▸ **Task objective**:
Output every line exactly as written. Leave out pictures.

— Start of Source material —

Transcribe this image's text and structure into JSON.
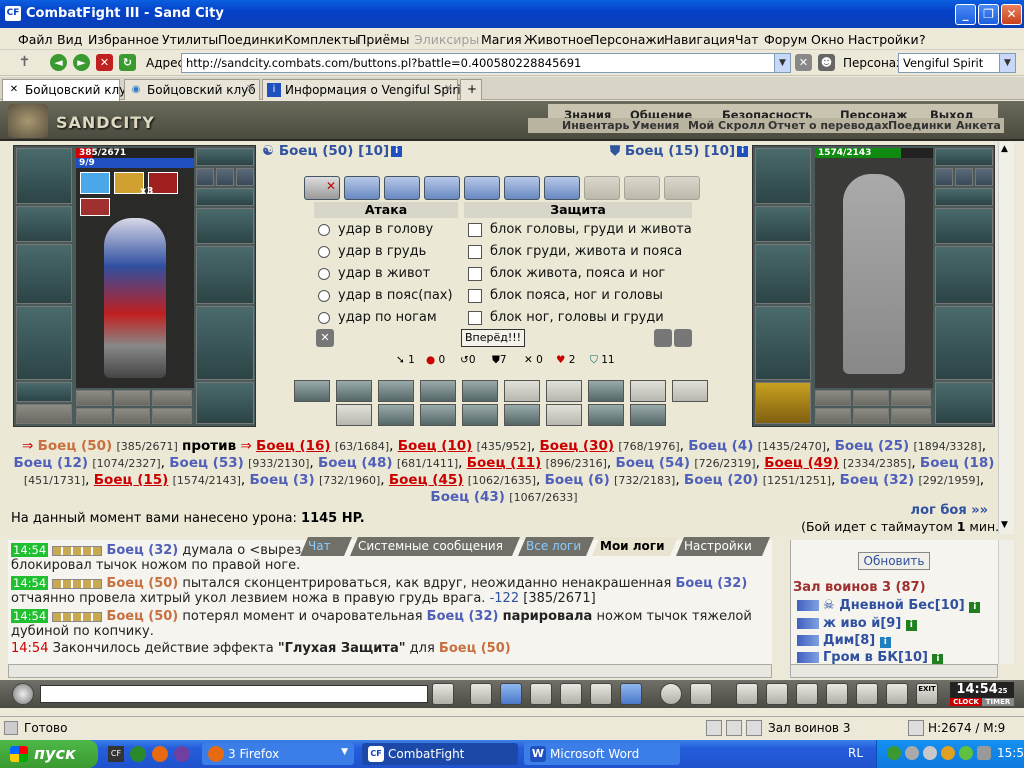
{
  "window": {
    "title": "CombatFight III - Sand City"
  },
  "menu": [
    "Файл",
    "Вид",
    "Избранное",
    "Утилиты",
    "Поединки",
    "Комплекты",
    "Приёмы",
    "Эликсиры",
    "Магия",
    "Животное",
    "Персонажи",
    "Навигация",
    "Чат",
    "Форум",
    "Окно",
    "Настройки",
    "?"
  ],
  "address": {
    "label": "Адрес:",
    "url": "http://sandcity.combats.com/buttons.pl?battle=0.400580228845691",
    "char_label": "Персонаж:",
    "char_value": "Vengiful Spirit"
  },
  "tabs": [
    "Бойцовский клуб",
    "Бойцовский клуб",
    "Информация о Vengiful Spirit"
  ],
  "game": {
    "logo": "SANDCITY",
    "nav_top": [
      "Знания",
      "Общение",
      "Безопасность",
      "Персонаж",
      "Выход"
    ],
    "nav_bottom": [
      "Инвентарь",
      "Умения",
      "Мой Скролл",
      "Отчет о переводах",
      "Поединки",
      "Анкета"
    ],
    "left_hp": "385/2671",
    "left_mana": "9/9",
    "left_stack": "x3",
    "right_hp": "1574/2143",
    "left_fighter": "Боец (50) [10]",
    "right_fighter": "Боец (15) [10]",
    "info": "i",
    "attack_title": "Атака",
    "defense_title": "Защита",
    "attacks": [
      "удар в голову",
      "удар в грудь",
      "удар в живот",
      "удар в пояс(пах)",
      "удар по ногам"
    ],
    "defenses": [
      "блок головы, груди и живота",
      "блок груди, живота и пояса",
      "блок живота, пояса и ног",
      "блок пояса, ног и головы",
      "блок ног, головы и груди"
    ],
    "go_button": "Вперёд!!!",
    "stats": [
      "1",
      "0",
      "0",
      "7",
      "0",
      "2",
      "11"
    ],
    "versus": "против",
    "leader": {
      "name": "Боец (50)",
      "hp": "[385/2671]"
    },
    "enemies": [
      {
        "name": "Боец (16)",
        "hp": "[63/1684]",
        "team": "red"
      },
      {
        "name": "Боец (10)",
        "hp": "[435/952]",
        "team": "red"
      },
      {
        "name": "Боец (30)",
        "hp": "[768/1976]",
        "team": "red"
      },
      {
        "name": "Боец (4)",
        "hp": "[1435/2470]",
        "team": "blue"
      },
      {
        "name": "Боец (25)",
        "hp": "[1894/3328]",
        "team": "blue"
      },
      {
        "name": "Боец (12)",
        "hp": "[1074/2327]",
        "team": "blue"
      },
      {
        "name": "Боец (53)",
        "hp": "[933/2130]",
        "team": "blue"
      },
      {
        "name": "Боец (48)",
        "hp": "[681/1411]",
        "team": "blue"
      },
      {
        "name": "Боец (11)",
        "hp": "[896/2316]",
        "team": "red"
      },
      {
        "name": "Боец (54)",
        "hp": "[726/2319]",
        "team": "blue"
      },
      {
        "name": "Боец (49)",
        "hp": "[2334/2385]",
        "team": "red"
      },
      {
        "name": "Боец (18)",
        "hp": "[451/1731]",
        "team": "blue"
      },
      {
        "name": "Боец (15)",
        "hp": "[1574/2143]",
        "team": "red"
      },
      {
        "name": "Боец (3)",
        "hp": "[732/1960]",
        "team": "blue"
      },
      {
        "name": "Боец (45)",
        "hp": "[1062/1635]",
        "team": "red"
      },
      {
        "name": "Боец (6)",
        "hp": "[732/2183]",
        "team": "blue"
      },
      {
        "name": "Боец (20)",
        "hp": "[1251/1251]",
        "team": "blue"
      },
      {
        "name": "Боец (32)",
        "hp": "[292/1959]",
        "team": "blue"
      },
      {
        "name": "Боец (43)",
        "hp": "[1067/2633]",
        "team": "blue"
      }
    ],
    "damage_prefix": "На данный момент вами нанесено урона:",
    "damage_value": "1145 HP.",
    "log_link": "лог боя »»",
    "timeout_prefix": "(Бой идет с таймаутом",
    "timeout_num": "1",
    "timeout_suffix": "мин.)"
  },
  "chat": {
    "tabs": [
      "Чат",
      "Системные сообщения",
      "Все логи",
      "Мои логи",
      "Настройки"
    ],
    "lines": [
      {
        "time": "14:54",
        "who": "Боец (32)",
        "text": "думала о <вырез"
      },
      {
        "text": "блокировал тычок ножом по правой ноге."
      },
      {
        "time": "14:54",
        "who": "Боец (50)",
        "text": "пытался сконцентрироваться, как вдруг, неожиданно ненакрашенная",
        "who2": "Боец (32)"
      },
      {
        "text": "отчаянно провела хитрый укол лезвием ножа в правую грудь врага.",
        "dmg": "-122",
        "hp": "[385/2671]"
      },
      {
        "time": "14:54",
        "who": "Боец (50)",
        "text": "потерял момент и очаровательная",
        "who2": "Боец (32)",
        "bold": "парировала",
        "tail": "ножом тычок тяжелой"
      },
      {
        "text": "дубиной по копчику."
      },
      {
        "time": "14:54",
        "text": "Закончилось действие эффекта",
        "effect": "\"Глухая Защита\"",
        "for": "для",
        "who": "Боец (50)"
      }
    ]
  },
  "room": {
    "refresh": "Обновить",
    "title": "Зал воинов 3 (87)",
    "users": [
      "Дневной Бес[10]",
      "ж иво й[9]",
      "Дим[8]",
      "Гром в БК[10]"
    ]
  },
  "toolbar": {
    "clock": "14:54",
    "clock_sec": "25",
    "clock_label": "CLOCK",
    "timer_label": "TIMER",
    "exit": "EXIT"
  },
  "status": {
    "ready": "Готово",
    "room": "Зал воинов 3",
    "hm": "H:2674 / M:9"
  },
  "taskbar": {
    "start": "пуск",
    "tasks": [
      "3 Firefox",
      "CombatFight",
      "Microsoft Word"
    ],
    "lang": "RL",
    "time": "15:54"
  }
}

— End of Source material —

▸ **Worked solution**:
Transcribe this image's text and structure into JSON.
{
  "window": {
    "title": "CombatFight III - Sand City"
  },
  "menu": [
    "Файл",
    "Вид",
    "Избранное",
    "Утилиты",
    "Поединки",
    "Комплекты",
    "Приёмы",
    "Эликсиры",
    "Магия",
    "Животное",
    "Персонажи",
    "Навигация",
    "Чат",
    "Форум",
    "Окно",
    "Настройки",
    "?"
  ],
  "address": {
    "label": "Адрес:",
    "url": "http://sandcity.combats.com/buttons.pl?battle=0.400580228845691",
    "char_label": "Персонаж:",
    "char_value": "Vengiful Spirit"
  },
  "tabs": [
    "Бойцовский клуб",
    "Бойцовский клуб",
    "Информация о Vengiful Spirit"
  ],
  "game": {
    "logo": "SANDCITY",
    "nav_top": [
      "Знания",
      "Общение",
      "Безопасность",
      "Персонаж",
      "Выход"
    ],
    "nav_bottom": [
      "Инвентарь",
      "Умения",
      "Мой Скролл",
      "Отчет о переводах",
      "Поединки",
      "Анкета"
    ],
    "left_hp": "385/2671",
    "left_mana": "9/9",
    "left_stack": "x3",
    "right_hp": "1574/2143",
    "left_fighter": "Боец (50) [10]",
    "right_fighter": "Боец (15) [10]",
    "info": "i",
    "attack_title": "Атака",
    "defense_title": "Защита",
    "attacks": [
      "удар в голову",
      "удар в грудь",
      "удар в живот",
      "удар в пояс(пах)",
      "удар по ногам"
    ],
    "defenses": [
      "блок головы, груди и живота",
      "блок груди, живота и пояса",
      "блок живота, пояса и ног",
      "блок пояса, ног и головы",
      "блок ног, головы и груди"
    ],
    "go_button": "Вперёд!!!",
    "stats": [
      "1",
      "0",
      "0",
      "7",
      "0",
      "2",
      "11"
    ],
    "versus": "против",
    "leader": {
      "name": "Боец (50)",
      "hp": "[385/2671]"
    },
    "enemies": [
      {
        "name": "Боец (16)",
        "hp": "[63/1684]",
        "team": "red"
      },
      {
        "name": "Боец (10)",
        "hp": "[435/952]",
        "team": "red"
      },
      {
        "name": "Боец (30)",
        "hp": "[768/1976]",
        "team": "red"
      },
      {
        "name": "Боец (4)",
        "hp": "[1435/2470]",
        "team": "blue"
      },
      {
        "name": "Боец (25)",
        "hp": "[1894/3328]",
        "team": "blue"
      },
      {
        "name": "Боец (12)",
        "hp": "[1074/2327]",
        "team": "blue"
      },
      {
        "name": "Боец (53)",
        "hp": "[933/2130]",
        "team": "blue"
      },
      {
        "name": "Боец (48)",
        "hp": "[681/1411]",
        "team": "blue"
      },
      {
        "name": "Боец (11)",
        "hp": "[896/2316]",
        "team": "red"
      },
      {
        "name": "Боец (54)",
        "hp": "[726/2319]",
        "team": "blue"
      },
      {
        "name": "Боец (49)",
        "hp": "[2334/2385]",
        "team": "red"
      },
      {
        "name": "Боец (18)",
        "hp": "[451/1731]",
        "team": "blue"
      },
      {
        "name": "Боец (15)",
        "hp": "[1574/2143]",
        "team": "red"
      },
      {
        "name": "Боец (3)",
        "hp": "[732/1960]",
        "team": "blue"
      },
      {
        "name": "Боец (45)",
        "hp": "[1062/1635]",
        "team": "red"
      },
      {
        "name": "Боец (6)",
        "hp": "[732/2183]",
        "team": "blue"
      },
      {
        "name": "Боец (20)",
        "hp": "[1251/1251]",
        "team": "blue"
      },
      {
        "name": "Боец (32)",
        "hp": "[292/1959]",
        "team": "blue"
      },
      {
        "name": "Боец (43)",
        "hp": "[1067/2633]",
        "team": "blue"
      }
    ],
    "damage_prefix": "На данный момент вами нанесено урона:",
    "damage_value": "1145 HP.",
    "log_link": "лог боя »»",
    "timeout_prefix": "(Бой идет с таймаутом",
    "timeout_num": "1",
    "timeout_suffix": "мин.)"
  },
  "chat": {
    "tabs": [
      "Чат",
      "Системные сообщения",
      "Все логи",
      "Мои логи",
      "Настройки"
    ],
    "lines": [
      {
        "time": "14:54",
        "who": "Боец (32)",
        "text": "думала о <вырез"
      },
      {
        "text": "блокировал тычок ножом по правой ноге."
      },
      {
        "time": "14:54",
        "who": "Боец (50)",
        "text": "пытался сконцентрироваться, как вдруг, неожиданно ненакрашенная",
        "who2": "Боец (32)"
      },
      {
        "text": "отчаянно провела хитрый укол лезвием ножа в правую грудь врага.",
        "dmg": "-122",
        "hp": "[385/2671]"
      },
      {
        "time": "14:54",
        "who": "Боец (50)",
        "text": "потерял момент и очаровательная",
        "who2": "Боец (32)",
        "bold": "парировала",
        "tail": "ножом тычок тяжелой"
      },
      {
        "text": "дубиной по копчику."
      },
      {
        "time": "14:54",
        "text": "Закончилось действие эффекта",
        "effect": "\"Глухая Защита\"",
        "for": "для",
        "who": "Боец (50)"
      }
    ]
  },
  "room": {
    "refresh": "Обновить",
    "title": "Зал воинов 3 (87)",
    "users": [
      "Дневной Бес[10]",
      "ж иво й[9]",
      "Дим[8]",
      "Гром в БК[10]"
    ]
  },
  "toolbar": {
    "clock": "14:54",
    "clock_sec": "25",
    "clock_label": "CLOCK",
    "timer_label": "TIMER",
    "exit": "EXIT"
  },
  "status": {
    "ready": "Готово",
    "room": "Зал воинов 3",
    "hm": "H:2674 / M:9"
  },
  "taskbar": {
    "start": "пуск",
    "tasks": [
      "3 Firefox",
      "CombatFight",
      "Microsoft Word"
    ],
    "lang": "RL",
    "time": "15:54"
  }
}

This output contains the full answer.